(Stored data)
================================

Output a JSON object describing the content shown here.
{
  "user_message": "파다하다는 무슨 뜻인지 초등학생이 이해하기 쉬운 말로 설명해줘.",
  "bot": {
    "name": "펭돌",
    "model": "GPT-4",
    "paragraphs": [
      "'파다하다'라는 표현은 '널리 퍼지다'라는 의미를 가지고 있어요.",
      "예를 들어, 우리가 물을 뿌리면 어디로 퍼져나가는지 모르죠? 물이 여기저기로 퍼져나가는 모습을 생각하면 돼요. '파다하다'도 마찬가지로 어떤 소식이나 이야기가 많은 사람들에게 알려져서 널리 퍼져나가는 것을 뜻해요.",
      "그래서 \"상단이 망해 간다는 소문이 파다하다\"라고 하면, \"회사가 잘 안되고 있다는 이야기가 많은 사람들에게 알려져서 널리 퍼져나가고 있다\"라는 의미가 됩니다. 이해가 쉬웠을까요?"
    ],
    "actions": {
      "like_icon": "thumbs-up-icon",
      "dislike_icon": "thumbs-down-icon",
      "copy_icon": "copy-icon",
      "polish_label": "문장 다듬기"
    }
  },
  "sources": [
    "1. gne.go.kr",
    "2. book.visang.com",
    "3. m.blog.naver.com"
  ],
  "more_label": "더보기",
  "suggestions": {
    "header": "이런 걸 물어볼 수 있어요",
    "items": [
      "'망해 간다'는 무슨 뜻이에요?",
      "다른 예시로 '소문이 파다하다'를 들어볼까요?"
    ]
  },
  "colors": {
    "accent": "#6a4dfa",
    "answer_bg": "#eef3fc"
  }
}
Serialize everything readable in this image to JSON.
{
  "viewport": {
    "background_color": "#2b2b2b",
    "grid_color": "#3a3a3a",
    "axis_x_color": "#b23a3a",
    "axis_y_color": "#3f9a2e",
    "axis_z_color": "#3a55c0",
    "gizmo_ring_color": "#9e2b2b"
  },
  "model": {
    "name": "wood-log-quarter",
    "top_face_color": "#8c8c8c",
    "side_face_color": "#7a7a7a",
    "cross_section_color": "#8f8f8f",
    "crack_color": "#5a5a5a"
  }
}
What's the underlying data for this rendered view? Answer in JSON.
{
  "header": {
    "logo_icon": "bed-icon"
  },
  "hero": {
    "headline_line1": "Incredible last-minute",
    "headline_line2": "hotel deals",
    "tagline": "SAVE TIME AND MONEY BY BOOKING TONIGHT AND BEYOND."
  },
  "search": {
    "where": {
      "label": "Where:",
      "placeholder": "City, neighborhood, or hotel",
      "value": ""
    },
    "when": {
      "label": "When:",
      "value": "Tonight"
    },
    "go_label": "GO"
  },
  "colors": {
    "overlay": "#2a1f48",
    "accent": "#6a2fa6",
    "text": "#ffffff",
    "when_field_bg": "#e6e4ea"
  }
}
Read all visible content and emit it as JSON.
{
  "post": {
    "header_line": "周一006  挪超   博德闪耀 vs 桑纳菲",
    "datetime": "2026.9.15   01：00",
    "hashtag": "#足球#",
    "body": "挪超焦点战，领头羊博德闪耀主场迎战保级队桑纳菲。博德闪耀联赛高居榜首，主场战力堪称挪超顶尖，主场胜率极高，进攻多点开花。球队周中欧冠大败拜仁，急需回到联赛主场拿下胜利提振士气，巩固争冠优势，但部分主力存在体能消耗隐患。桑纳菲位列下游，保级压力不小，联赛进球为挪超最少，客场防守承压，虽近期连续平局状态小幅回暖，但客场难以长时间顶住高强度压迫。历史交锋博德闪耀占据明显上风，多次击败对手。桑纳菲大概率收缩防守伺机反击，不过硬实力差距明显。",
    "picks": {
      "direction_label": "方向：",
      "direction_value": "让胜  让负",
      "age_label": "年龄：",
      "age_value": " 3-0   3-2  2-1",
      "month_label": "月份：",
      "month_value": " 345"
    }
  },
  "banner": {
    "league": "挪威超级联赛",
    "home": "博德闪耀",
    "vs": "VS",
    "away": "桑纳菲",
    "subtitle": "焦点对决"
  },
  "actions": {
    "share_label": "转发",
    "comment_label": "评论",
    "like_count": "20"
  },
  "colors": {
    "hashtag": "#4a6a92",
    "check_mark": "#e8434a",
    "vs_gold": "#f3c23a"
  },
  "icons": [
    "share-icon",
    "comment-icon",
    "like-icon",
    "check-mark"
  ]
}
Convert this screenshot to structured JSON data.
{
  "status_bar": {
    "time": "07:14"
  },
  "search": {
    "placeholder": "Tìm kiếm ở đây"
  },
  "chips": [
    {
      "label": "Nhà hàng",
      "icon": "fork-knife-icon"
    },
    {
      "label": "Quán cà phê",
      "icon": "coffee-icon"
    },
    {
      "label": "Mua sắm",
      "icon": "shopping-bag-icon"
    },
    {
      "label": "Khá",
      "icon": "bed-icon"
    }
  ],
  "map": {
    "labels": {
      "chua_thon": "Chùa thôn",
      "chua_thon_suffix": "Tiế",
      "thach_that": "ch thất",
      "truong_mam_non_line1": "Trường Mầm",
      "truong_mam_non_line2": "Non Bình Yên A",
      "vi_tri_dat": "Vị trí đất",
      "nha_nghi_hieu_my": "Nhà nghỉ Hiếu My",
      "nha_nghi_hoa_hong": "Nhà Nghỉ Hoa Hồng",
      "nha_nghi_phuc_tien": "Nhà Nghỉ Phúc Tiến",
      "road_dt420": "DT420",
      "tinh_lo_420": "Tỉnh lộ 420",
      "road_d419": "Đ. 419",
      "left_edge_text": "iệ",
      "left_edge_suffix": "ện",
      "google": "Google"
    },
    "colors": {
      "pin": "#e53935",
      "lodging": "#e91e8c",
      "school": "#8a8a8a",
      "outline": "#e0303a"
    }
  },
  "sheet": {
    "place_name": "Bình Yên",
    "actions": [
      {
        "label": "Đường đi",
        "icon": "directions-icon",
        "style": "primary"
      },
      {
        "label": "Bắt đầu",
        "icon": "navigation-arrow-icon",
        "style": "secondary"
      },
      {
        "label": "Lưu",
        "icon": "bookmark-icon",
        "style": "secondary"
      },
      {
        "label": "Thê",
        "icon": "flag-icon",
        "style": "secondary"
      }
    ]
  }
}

================================

Reproduce each record exactly, leaving nothing out.

OUTPUT OF THE TASK -
Output a JSON object describing the content shown here.
{
  "user_message": "파다하다는 무슨 뜻인지 초등학생이 이해하기 쉬운 말로 설명해줘.",
  "bot": {
    "name": "펭돌",
    "model": "GPT-4",
    "paragraphs": [
      "'파다하다'라는 표현은 '널리 퍼지다'라는 의미를 가지고 있어요.",
      "예를 들어, 우리가 물을 뿌리면 어디로 퍼져나가는지 모르죠? 물이 여기저기로 퍼져나가는 모습을 생각하면 돼요. '파다하다'도 마찬가지로 어떤 소식이나 이야기가 많은 사람들에게 알려져서 널리 퍼져나가는 것을 뜻해요.",
      "그래서 \"상단이 망해 간다는 소문이 파다하다\"라고 하면, \"회사가 잘 안되고 있다는 이야기가 많은 사람들에게 알려져서 널리 퍼져나가고 있다\"라는 의미가 됩니다. 이해가 쉬웠을까요?"
    ],
    "actions": {
      "like_icon": "thumbs-up-icon",
      "dislike_icon": "thumbs-down-icon",
      "copy_icon": "copy-icon",
      "polish_label": "문장 다듬기"
    }
  },
  "sources": [
    "1. gne.go.kr",
    "2. book.visang.com",
    "3. m.blog.naver.com"
  ],
  "more_label": "더보기",
  "suggestions": {
    "header": "이런 걸 물어볼 수 있어요",
    "items": [
      "'망해 간다'는 무슨 뜻이에요?",
      "다른 예시로 '소문이 파다하다'를 들어볼까요?"
    ]
  },
  "colors": {
    "accent": "#6a4dfa",
    "answer_bg": "#eef3fc"
  }
}
Serialize everything readable in this image to JSON.
{
  "viewport": {
    "background_color": "#2b2b2b",
    "grid_color": "#3a3a3a",
    "axis_x_color": "#b23a3a",
    "axis_y_color": "#3f9a2e",
    "axis_z_color": "#3a55c0",
    "gizmo_ring_color": "#9e2b2b"
  },
  "model": {
    "name": "wood-log-quarter",
    "top_face_color": "#8c8c8c",
    "side_face_color": "#7a7a7a",
    "cross_section_color": "#8f8f8f",
    "crack_color": "#5a5a5a"
  }
}
What's the underlying data for this rendered view? Answer in JSON.
{
  "header": {
    "logo_icon": "bed-icon"
  },
  "hero": {
    "headline_line1": "Incredible last-minute",
    "headline_line2": "hotel deals",
    "tagline": "SAVE TIME AND MONEY BY BOOKING TONIGHT AND BEYOND."
  },
  "search": {
    "where": {
      "label": "Where:",
      "placeholder": "City, neighborhood, or hotel",
      "value": ""
    },
    "when": {
      "label": "When:",
      "value": "Tonight"
    },
    "go_label": "GO"
  },
  "colors": {
    "overlay": "#2a1f48",
    "accent": "#6a2fa6",
    "text": "#ffffff",
    "when_field_bg": "#e6e4ea"
  }
}
Read all visible content and emit it as JSON.
{
  "post": {
    "header_line": "周一006  挪超   博德闪耀 vs 桑纳菲",
    "datetime": "2026.9.15   01：00",
    "hashtag": "#足球#",
    "body": "挪超焦点战，领头羊博德闪耀主场迎战保级队桑纳菲。博德闪耀联赛高居榜首，主场战力堪称挪超顶尖，主场胜率极高，进攻多点开花。球队周中欧冠大败拜仁，急需回到联赛主场拿下胜利提振士气，巩固争冠优势，但部分主力存在体能消耗隐患。桑纳菲位列下游，保级压力不小，联赛进球为挪超最少，客场防守承压，虽近期连续平局状态小幅回暖，但客场难以长时间顶住高强度压迫。历史交锋博德闪耀占据明显上风，多次击败对手。桑纳菲大概率收缩防守伺机反击，不过硬实力差距明显。",
    "picks": {
      "direction_label": "方向：",
      "direction_value": "让胜  让负",
      "age_label": "年龄：",
      "age_value": " 3-0   3-2  2-1",
      "month_label": "月份：",
      "month_value": " 345"
    }
  },
  "banner": {
    "league": "挪威超级联赛",
    "home": "博德闪耀",
    "vs": "VS",
    "away": "桑纳菲",
    "subtitle": "焦点对决"
  },
  "actions": {
    "share_label": "转发",
    "comment_label": "评论",
    "like_count": "20"
  },
  "colors": {
    "hashtag": "#4a6a92",
    "check_mark": "#e8434a",
    "vs_gold": "#f3c23a"
  },
  "icons": [
    "share-icon",
    "comment-icon",
    "like-icon",
    "check-mark"
  ]
}
Convert this screenshot to structured JSON data.
{
  "status_bar": {
    "time": "07:14"
  },
  "search": {
    "placeholder": "Tìm kiếm ở đây"
  },
  "chips": [
    {
      "label": "Nhà hàng",
      "icon": "fork-knife-icon"
    },
    {
      "label": "Quán cà phê",
      "icon": "coffee-icon"
    },
    {
      "label": "Mua sắm",
      "icon": "shopping-bag-icon"
    },
    {
      "label": "Khá",
      "icon": "bed-icon"
    }
  ],
  "map": {
    "labels": {
      "chua_thon": "Chùa thôn",
      "chua_thon_suffix": "Tiế",
      "thach_that": "ch thất",
      "truong_mam_non_line1": "Trường Mầm",
      "truong_mam_non_line2": "Non Bình Yên A",
      "vi_tri_dat": "Vị trí đất",
      "nha_nghi_hieu_my": "Nhà nghỉ Hiếu My",
      "nha_nghi_hoa_hong": "Nhà Nghỉ Hoa Hồng",
      "nha_nghi_phuc_tien": "Nhà Nghỉ Phúc Tiến",
      "road_dt420": "DT420",
      "tinh_lo_420": "Tỉnh lộ 420",
      "road_d419": "Đ. 419",
      "left_edge_text": "iệ",
      "left_edge_suffix": "ện",
      "google": "Google"
    },
    "colors": {
      "pin": "#e53935",
      "lodging": "#e91e8c",
      "school": "#8a8a8a",
      "outline": "#e0303a"
    }
  },
  "sheet": {
    "place_name": "Bình Yên",
    "actions": [
      {
        "label": "Đường đi",
        "icon": "directions-icon",
        "style": "primary"
      },
      {
        "label": "Bắt đầu",
        "icon": "navigation-arrow-icon",
        "style": "secondary"
      },
      {
        "label": "Lưu",
        "icon": "bookmark-icon",
        "style": "secondary"
      },
      {
        "label": "Thê",
        "icon": "flag-icon",
        "style": "secondary"
      }
    ]
  }
}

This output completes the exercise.